Gather from the material every line that contains the string "Table".
== Source material ==
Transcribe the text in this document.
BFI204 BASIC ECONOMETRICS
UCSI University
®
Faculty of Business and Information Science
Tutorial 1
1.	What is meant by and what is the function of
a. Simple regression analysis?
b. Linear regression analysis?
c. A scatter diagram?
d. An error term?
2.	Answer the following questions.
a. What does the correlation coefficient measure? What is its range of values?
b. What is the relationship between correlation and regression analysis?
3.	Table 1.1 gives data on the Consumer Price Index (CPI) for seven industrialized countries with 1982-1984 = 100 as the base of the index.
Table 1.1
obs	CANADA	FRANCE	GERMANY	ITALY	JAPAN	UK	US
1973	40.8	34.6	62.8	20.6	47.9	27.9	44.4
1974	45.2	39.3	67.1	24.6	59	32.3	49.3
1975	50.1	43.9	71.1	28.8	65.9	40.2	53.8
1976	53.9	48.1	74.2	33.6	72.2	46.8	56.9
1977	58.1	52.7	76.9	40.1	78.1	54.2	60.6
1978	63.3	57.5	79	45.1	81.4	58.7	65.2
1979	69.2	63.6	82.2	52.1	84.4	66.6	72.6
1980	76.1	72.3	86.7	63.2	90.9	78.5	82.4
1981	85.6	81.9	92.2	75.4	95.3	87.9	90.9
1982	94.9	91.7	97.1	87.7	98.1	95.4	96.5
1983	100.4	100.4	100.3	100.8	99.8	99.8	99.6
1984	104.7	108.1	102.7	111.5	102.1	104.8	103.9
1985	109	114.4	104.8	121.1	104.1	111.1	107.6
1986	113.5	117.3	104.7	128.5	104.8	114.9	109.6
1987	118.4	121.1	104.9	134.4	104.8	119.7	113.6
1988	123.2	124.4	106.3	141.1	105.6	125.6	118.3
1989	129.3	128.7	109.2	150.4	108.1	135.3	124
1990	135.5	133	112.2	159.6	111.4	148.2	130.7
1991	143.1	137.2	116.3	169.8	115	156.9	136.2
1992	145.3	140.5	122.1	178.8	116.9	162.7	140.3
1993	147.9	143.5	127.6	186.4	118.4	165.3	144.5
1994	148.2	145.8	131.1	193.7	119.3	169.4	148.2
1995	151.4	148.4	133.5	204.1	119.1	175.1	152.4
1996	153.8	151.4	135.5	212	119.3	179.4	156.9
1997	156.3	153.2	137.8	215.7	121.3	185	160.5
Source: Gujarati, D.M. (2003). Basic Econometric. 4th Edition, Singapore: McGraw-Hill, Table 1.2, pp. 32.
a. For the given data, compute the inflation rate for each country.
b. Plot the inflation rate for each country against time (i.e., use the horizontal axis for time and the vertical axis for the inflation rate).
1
===
Task output –
3.	Table 1.1 gives data on the Consumer Price Index (CPI) for seven industrialized countries with 1982-1984 = 100 as the base of the index.
Table 1.1
Source: Gujarati, D.M. (2003). Basic Econometric. 4th Edition, Singapore: McGraw-Hill, Table 1.2, pp. 32.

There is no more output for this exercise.